Exercise prompt
Write out each entry again. Keep every word exactly as it is.

Raw records
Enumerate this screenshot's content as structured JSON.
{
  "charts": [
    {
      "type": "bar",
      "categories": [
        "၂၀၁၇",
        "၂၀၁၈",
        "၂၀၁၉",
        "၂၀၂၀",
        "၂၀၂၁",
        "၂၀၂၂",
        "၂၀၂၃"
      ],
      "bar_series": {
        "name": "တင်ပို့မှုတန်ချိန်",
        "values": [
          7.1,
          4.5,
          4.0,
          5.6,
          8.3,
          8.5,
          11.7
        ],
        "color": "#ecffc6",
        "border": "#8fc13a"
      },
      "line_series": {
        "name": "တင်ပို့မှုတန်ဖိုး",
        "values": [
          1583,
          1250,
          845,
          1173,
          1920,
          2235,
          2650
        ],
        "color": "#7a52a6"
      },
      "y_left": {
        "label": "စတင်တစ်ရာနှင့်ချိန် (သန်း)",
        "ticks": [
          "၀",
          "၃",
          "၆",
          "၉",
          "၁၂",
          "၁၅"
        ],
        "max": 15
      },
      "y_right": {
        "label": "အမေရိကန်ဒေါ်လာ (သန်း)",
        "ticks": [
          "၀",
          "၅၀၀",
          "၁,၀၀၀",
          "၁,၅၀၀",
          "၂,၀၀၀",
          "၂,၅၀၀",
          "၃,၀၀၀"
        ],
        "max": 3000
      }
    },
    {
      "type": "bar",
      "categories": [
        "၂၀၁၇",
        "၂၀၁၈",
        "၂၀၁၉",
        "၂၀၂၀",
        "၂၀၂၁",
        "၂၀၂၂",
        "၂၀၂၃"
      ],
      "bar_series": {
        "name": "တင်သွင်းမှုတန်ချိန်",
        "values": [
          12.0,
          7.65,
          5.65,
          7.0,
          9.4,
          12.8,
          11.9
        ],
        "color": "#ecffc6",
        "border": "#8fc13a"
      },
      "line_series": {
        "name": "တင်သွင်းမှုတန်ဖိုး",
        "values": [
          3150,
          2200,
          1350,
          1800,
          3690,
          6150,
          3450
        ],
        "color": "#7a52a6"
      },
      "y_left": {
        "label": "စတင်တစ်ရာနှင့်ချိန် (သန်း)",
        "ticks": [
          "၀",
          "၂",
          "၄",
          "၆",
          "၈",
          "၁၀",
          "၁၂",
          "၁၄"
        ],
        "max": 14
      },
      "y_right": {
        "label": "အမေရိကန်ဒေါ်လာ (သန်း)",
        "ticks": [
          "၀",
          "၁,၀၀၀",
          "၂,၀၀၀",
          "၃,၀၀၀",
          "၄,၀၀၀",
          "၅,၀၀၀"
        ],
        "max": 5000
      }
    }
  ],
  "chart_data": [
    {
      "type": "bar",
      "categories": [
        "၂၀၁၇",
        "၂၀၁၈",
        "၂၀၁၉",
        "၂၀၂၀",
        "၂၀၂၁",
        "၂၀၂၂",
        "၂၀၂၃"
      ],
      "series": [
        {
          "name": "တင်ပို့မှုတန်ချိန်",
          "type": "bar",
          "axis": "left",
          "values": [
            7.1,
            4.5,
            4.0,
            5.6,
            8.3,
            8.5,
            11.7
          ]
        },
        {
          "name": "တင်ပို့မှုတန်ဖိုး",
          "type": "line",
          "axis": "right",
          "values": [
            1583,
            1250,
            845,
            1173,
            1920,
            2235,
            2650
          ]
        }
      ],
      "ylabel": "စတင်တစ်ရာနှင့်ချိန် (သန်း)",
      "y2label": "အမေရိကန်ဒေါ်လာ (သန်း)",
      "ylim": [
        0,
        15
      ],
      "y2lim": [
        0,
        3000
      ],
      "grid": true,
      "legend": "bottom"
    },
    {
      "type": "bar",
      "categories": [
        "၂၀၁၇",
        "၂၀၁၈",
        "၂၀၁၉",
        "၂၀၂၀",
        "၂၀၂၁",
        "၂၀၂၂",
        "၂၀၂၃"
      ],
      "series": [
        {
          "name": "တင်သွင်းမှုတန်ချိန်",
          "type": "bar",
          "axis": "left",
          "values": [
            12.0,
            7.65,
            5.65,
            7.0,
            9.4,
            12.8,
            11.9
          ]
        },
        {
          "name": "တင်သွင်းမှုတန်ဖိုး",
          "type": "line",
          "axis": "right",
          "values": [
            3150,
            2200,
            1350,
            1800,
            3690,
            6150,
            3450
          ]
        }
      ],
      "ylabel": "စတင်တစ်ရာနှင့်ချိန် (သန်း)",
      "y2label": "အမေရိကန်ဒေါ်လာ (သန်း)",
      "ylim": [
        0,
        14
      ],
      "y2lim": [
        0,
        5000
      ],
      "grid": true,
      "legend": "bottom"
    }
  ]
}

Completed task
Enumerate this screenshot's content as structured JSON.
{
  "charts": [
    {
      "type": "bar",
      "categories": [
        "၂၀၁၇",
        "၂၀၁၈",
        "၂၀၁၉",
        "၂၀၂၀",
        "၂၀၂၁",
        "၂၀၂၂",
        "၂၀၂၃"
      ],
      "bar_series": {
        "name": "တင်ပို့မှုတန်ချိန်",
        "values": [
          7.1,
          4.5,
          4.0,
          5.6,
          8.3,
          8.5,
          11.7
        ],
        "color": "#ecffc6",
        "border": "#8fc13a"
      },
      "line_series": {
        "name": "တင်ပို့မှုတန်ဖိုး",
        "values": [
          1583,
          1250,
          845,
          1173,
          1920,
          2235,
          2650
        ],
        "color": "#7a52a6"
      },
      "y_left": {
        "label": "စတင်တစ်ရာနှင့်ချိန် (သန်း)",
        "ticks": [
          "၀",
          "၃",
          "၆",
          "၉",
          "၁၂",
          "၁၅"
        ],
        "max": 15
      },
      "y_right": {
        "label": "အမေရိကန်ဒေါ်လာ (သန်း)",
        "ticks": [
          "၀",
          "၅၀၀",
          "၁,၀၀၀",
          "၁,၅၀၀",
          "၂,၀၀၀",
          "၂,၅၀၀",
          "၃,၀၀၀"
        ],
        "max": 3000
      }
    },
    {
      "type": "bar",
      "categories": [
        "၂၀၁၇",
        "၂၀၁၈",
        "၂၀၁၉",
        "၂၀၂၀",
        "၂၀၂၁",
        "၂၀၂၂",
        "၂၀၂၃"
      ],
      "bar_series": {
        "name": "တင်သွင်းမှုတန်ချိန်",
        "values": [
          12.0,
          7.65,
          5.65,
          7.0,
          9.4,
          12.8,
          11.9
        ],
        "color": "#ecffc6",
        "border": "#8fc13a"
      },
      "line_series": {
        "name": "တင်သွင်းမှုတန်ဖိုး",
        "values": [
          3150,
          2200,
          1350,
          1800,
          3690,
          6150,
          3450
        ],
        "color": "#7a52a6"
      },
      "y_left": {
        "label": "စတင်တစ်ရာနှင့်ချိန် (သန်း)",
        "ticks": [
          "၀",
          "၂",
          "၄",
          "၆",
          "၈",
          "၁၀",
          "၁၂",
          "၁၄"
        ],
        "max": 14
      },
      "y_right": {
        "label": "အမေရိကန်ဒေါ်လာ (သန်း)",
        "ticks": [
          "၀",
          "၁,၀၀၀",
          "၂,၀၀၀",
          "၃,၀၀၀",
          "၄,၀၀၀",
          "၅,၀၀၀"
        ],
        "max": 5000
      }
    }
  ],
  "chart_data": [
    {
      "type": "bar",
      "categories": [
        "၂၀၁၇",
        "၂၀၁၈",
        "၂၀၁၉",
        "၂၀၂၀",
        "၂၀၂၁",
        "၂၀၂၂",
        "၂၀၂၃"
      ],
      "series": [
        {
          "name": "တင်ပို့မှုတန်ချိန်",
          "type": "bar",
          "axis": "left",
          "values": [
            7.1,
            4.5,
            4.0,
            5.6,
            8.3,
            8.5,
            11.7
          ]
        },
        {
          "name": "တင်ပို့မှုတန်ဖိုး",
          "type": "line",
          "axis": "right",
          "values": [
            1583,
            1250,
            845,
            1173,
            1920,
            2235,
            2650
          ]
        }
      ],
      "ylabel": "စတင်တစ်ရာနှင့်ချိန် (သန်း)",
      "y2label": "အမေရိကန်ဒေါ်လာ (သန်း)",
      "ylim": [
        0,
        15
      ],
      "y2lim": [
        0,
        3000
      ],
      "grid": true,
      "legend": "bottom"
    },
    {
      "type": "bar",
      "categories": [
        "၂၀၁၇",
        "၂၀၁၈",
        "၂၀၁၉",
        "၂၀၂၀",
        "၂၀၂၁",
        "၂၀၂၂",
        "၂၀၂၃"
      ],
      "series": [
        {
          "name": "တင်သွင်းမှုတန်ချိန်",
          "type": "bar",
          "axis": "left",
          "values": [
            12.0,
            7.65,
            5.65,
            7.0,
            9.4,
            12.8,
            11.9
          ]
        },
        {
          "name": "တင်သွင်းမှုတန်ဖိုး",
          "type": "line",
          "axis": "right",
          "values": [
            3150,
            2200,
            1350,
            1800,
            3690,
            6150,
            3450
          ]
        }
      ],
      "ylabel": "စတင်တစ်ရာနှင့်ချိန် (သန်း)",
      "y2label": "အမေရိကန်ဒေါ်လာ (သန်း)",
      "ylim": [
        0,
        14
      ],
      "y2lim": [
        0,
        5000
      ],
      "grid": true,
      "legend": "bottom"
    }
  ]
}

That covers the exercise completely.